__Task goal__: Reproduce the records that follow word for word, leaving every line unchanged.

__Supplied material__:
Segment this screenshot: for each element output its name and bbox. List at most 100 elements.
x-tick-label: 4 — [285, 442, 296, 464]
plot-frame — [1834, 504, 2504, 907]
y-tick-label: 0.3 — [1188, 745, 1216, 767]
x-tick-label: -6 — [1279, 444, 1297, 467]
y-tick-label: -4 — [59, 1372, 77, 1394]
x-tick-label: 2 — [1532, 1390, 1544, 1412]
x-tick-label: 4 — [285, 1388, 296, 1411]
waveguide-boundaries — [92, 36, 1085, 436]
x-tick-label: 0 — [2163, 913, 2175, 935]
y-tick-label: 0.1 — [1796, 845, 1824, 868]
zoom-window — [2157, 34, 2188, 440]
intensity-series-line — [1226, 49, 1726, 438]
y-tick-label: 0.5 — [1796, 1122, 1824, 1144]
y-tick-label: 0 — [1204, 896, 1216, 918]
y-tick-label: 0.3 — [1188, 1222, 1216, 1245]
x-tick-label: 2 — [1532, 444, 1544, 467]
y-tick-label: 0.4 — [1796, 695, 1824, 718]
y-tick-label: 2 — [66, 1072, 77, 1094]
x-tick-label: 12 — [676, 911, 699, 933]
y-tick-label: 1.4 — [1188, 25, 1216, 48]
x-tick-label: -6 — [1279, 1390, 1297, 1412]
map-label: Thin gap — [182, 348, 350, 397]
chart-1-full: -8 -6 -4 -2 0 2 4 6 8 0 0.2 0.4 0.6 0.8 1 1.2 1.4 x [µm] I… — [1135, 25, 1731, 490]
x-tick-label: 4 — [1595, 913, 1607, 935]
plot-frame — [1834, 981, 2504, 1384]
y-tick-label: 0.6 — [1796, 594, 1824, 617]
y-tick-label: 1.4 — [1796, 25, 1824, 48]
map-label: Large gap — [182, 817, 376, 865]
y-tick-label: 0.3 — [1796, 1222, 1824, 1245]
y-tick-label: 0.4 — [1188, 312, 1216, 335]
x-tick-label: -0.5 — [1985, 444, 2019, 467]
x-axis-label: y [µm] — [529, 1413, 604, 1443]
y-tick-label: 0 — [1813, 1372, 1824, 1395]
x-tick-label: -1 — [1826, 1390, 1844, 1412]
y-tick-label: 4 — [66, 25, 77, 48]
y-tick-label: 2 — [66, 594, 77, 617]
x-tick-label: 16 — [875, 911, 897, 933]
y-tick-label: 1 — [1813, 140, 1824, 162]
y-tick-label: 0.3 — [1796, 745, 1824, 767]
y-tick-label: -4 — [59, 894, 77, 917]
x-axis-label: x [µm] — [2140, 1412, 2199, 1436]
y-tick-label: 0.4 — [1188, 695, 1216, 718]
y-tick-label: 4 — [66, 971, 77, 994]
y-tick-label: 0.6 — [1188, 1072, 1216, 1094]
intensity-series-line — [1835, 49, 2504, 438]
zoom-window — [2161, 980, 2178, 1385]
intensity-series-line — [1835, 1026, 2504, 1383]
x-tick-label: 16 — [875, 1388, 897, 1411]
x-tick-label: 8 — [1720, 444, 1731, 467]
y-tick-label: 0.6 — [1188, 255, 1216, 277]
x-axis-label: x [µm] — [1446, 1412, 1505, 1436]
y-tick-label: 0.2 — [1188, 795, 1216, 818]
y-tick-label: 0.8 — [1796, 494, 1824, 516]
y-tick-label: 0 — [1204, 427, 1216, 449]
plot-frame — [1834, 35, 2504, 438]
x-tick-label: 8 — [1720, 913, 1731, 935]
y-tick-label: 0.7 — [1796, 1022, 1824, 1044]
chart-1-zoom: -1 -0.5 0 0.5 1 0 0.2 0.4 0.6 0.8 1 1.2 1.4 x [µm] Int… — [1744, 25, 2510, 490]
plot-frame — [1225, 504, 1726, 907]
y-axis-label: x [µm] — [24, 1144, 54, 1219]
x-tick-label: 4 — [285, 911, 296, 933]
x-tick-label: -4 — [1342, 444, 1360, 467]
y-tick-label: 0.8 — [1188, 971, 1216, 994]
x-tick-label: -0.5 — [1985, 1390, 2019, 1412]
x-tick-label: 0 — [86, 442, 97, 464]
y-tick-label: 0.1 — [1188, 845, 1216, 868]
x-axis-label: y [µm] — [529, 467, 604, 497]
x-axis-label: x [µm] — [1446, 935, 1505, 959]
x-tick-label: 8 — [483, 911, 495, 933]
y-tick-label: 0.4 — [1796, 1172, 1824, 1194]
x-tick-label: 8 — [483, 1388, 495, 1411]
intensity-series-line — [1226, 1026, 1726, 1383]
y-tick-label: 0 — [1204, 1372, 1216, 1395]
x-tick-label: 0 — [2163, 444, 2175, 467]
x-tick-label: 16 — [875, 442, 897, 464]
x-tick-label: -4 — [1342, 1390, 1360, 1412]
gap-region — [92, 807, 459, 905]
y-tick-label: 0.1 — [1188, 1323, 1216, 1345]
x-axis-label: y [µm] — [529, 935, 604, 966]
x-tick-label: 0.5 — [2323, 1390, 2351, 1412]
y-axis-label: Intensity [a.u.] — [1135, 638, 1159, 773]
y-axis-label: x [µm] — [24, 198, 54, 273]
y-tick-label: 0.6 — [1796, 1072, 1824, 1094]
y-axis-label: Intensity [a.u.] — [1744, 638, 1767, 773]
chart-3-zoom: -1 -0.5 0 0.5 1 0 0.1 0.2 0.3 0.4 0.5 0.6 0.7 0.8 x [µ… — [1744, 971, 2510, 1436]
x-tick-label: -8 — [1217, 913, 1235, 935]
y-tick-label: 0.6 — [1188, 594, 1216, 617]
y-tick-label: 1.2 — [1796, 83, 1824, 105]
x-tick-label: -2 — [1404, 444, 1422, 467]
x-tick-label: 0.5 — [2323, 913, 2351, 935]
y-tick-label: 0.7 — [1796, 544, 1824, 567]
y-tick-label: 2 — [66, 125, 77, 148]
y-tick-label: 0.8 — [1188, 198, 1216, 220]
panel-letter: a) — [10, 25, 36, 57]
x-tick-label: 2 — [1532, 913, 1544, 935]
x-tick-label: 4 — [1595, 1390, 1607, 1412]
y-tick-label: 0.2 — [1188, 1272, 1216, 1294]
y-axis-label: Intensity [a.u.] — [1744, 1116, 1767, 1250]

__Final result__:
Segment this screenshot: for each element output its name and bbox. List at most 100 elements.
x-tick-label: 4 — [285, 442, 296, 464]
plot-frame — [1834, 504, 2504, 907]
y-tick-label: 0.3 — [1188, 745, 1216, 767]
x-tick-label: -6 — [1279, 444, 1297, 467]
y-tick-label: -4 — [59, 1372, 77, 1394]
x-tick-label: 2 — [1532, 1390, 1544, 1412]
x-tick-label: 4 — [285, 1388, 296, 1411]
waveguide-boundaries — [92, 36, 1085, 436]
x-tick-label: 0 — [2163, 913, 2175, 935]
y-tick-label: 0.1 — [1796, 845, 1824, 868]
zoom-window — [2157, 34, 2188, 440]
intensity-series-line — [1226, 49, 1726, 438]
y-tick-label: 0.5 — [1796, 1122, 1824, 1144]
y-tick-label: 0 — [1204, 896, 1216, 918]
y-tick-label: 0.3 — [1188, 1222, 1216, 1245]
x-tick-label: 2 — [1532, 444, 1544, 467]
y-tick-label: 0.4 — [1796, 695, 1824, 718]
y-tick-label: 2 — [66, 1072, 77, 1094]
x-tick-label: 12 — [676, 911, 699, 933]
y-tick-label: 1.4 — [1188, 25, 1216, 48]
x-tick-label: -6 — [1279, 1390, 1297, 1412]
map-label: Thin gap — [182, 348, 350, 397]
chart-1-full: -8 -6 -4 -2 0 2 4 6 8 0 0.2 0.4 0.6 0.8 1 1.2 1.4 x [µm] I… — [1135, 25, 1731, 490]
x-tick-label: 4 — [1595, 913, 1607, 935]
plot-frame — [1834, 981, 2504, 1384]
y-tick-label: 0.6 — [1796, 594, 1824, 617]
y-tick-label: 1.4 — [1796, 25, 1824, 48]
map-label: Large gap — [182, 817, 376, 865]
y-tick-label: 0.3 — [1796, 1222, 1824, 1245]
y-tick-label: 0.4 — [1188, 312, 1216, 335]
x-tick-label: -0.5 — [1985, 444, 2019, 467]
x-axis-label: y [µm] — [529, 1413, 604, 1443]
y-tick-label: 0 — [1813, 1372, 1824, 1395]
x-tick-label: -1 — [1826, 1390, 1844, 1412]
y-tick-label: 4 — [66, 25, 77, 48]
y-tick-label: 2 — [66, 594, 77, 617]
x-tick-label: 16 — [875, 911, 897, 933]
y-tick-label: 1 — [1813, 140, 1824, 162]
y-tick-label: 0.3 — [1796, 745, 1824, 767]
y-tick-label: -4 — [59, 894, 77, 917]
x-axis-label: x [µm] — [2140, 1412, 2199, 1436]
y-tick-label: 0.4 — [1188, 695, 1216, 718]
y-tick-label: 4 — [66, 971, 77, 994]
y-tick-label: 0.6 — [1188, 1072, 1216, 1094]
intensity-series-line — [1835, 49, 2504, 438]
zoom-window — [2161, 980, 2178, 1385]
intensity-series-line — [1835, 1026, 2504, 1383]
x-tick-label: 16 — [875, 1388, 897, 1411]
x-tick-label: 8 — [1720, 444, 1731, 467]
y-tick-label: 0.6 — [1188, 255, 1216, 277]
x-axis-label: x [µm] — [1446, 1412, 1505, 1436]
y-tick-label: 0.2 — [1188, 795, 1216, 818]
y-tick-label: 0.8 — [1796, 494, 1824, 516]
y-tick-label: 0 — [1204, 427, 1216, 449]
plot-frame — [1834, 35, 2504, 438]
x-tick-label: 8 — [1720, 913, 1731, 935]
y-tick-label: 0.7 — [1796, 1022, 1824, 1044]
chart-1-zoom: -1 -0.5 0 0.5 1 0 0.2 0.4 0.6 0.8 1 1.2 1.4 x [µm] Int… — [1744, 25, 2510, 490]
plot-frame — [1225, 504, 1726, 907]
y-axis-label: x [µm] — [24, 1144, 54, 1219]
x-tick-label: 4 — [285, 911, 296, 933]
x-tick-label: -4 — [1342, 444, 1360, 467]
y-tick-label: 0.8 — [1188, 971, 1216, 994]
x-tick-label: -0.5 — [1985, 1390, 2019, 1412]
x-tick-label: 0 — [86, 442, 97, 464]
y-tick-label: 0.1 — [1188, 845, 1216, 868]
x-axis-label: y [µm] — [529, 467, 604, 497]
x-axis-label: x [µm] — [1446, 935, 1505, 959]
x-tick-label: 8 — [483, 911, 495, 933]
y-tick-label: 0.4 — [1796, 1172, 1824, 1194]
x-tick-label: 8 — [483, 1388, 495, 1411]
intensity-series-line — [1226, 1026, 1726, 1383]
y-tick-label: 0 — [1204, 1372, 1216, 1395]
x-tick-label: 0 — [2163, 444, 2175, 467]
x-tick-label: 16 — [875, 442, 897, 464]
x-tick-label: -4 — [1342, 1390, 1360, 1412]
gap-region — [92, 807, 459, 905]
y-tick-label: 0.1 — [1188, 1323, 1216, 1345]
x-axis-label: y [µm] — [529, 935, 604, 966]
x-tick-label: 0.5 — [2323, 1390, 2351, 1412]
y-axis-label: Intensity [a.u.] — [1135, 638, 1159, 773]
y-axis-label: x [µm] — [24, 198, 54, 273]
y-tick-label: 0.6 — [1796, 1072, 1824, 1094]
y-axis-label: Intensity [a.u.] — [1744, 638, 1767, 773]
chart-3-zoom: -1 -0.5 0 0.5 1 0 0.1 0.2 0.3 0.4 0.5 0.6 0.7 0.8 x [µ… — [1744, 971, 2510, 1436]
x-tick-label: -8 — [1217, 913, 1235, 935]
y-tick-label: 0.6 — [1188, 594, 1216, 617]
y-tick-label: 1.2 — [1796, 83, 1824, 105]
x-tick-label: -2 — [1404, 444, 1422, 467]
x-tick-label: 0.5 — [2323, 913, 2351, 935]
y-tick-label: 0.7 — [1796, 544, 1824, 567]
y-tick-label: 2 — [66, 125, 77, 148]
y-tick-label: 0.8 — [1188, 198, 1216, 220]
panel-letter: a) — [10, 25, 36, 57]
x-tick-label: 2 — [1532, 913, 1544, 935]
x-tick-label: 4 — [1595, 1390, 1607, 1412]
y-tick-label: 0.2 — [1188, 1272, 1216, 1294]
y-axis-label: Intensity [a.u.] — [1744, 1116, 1767, 1250]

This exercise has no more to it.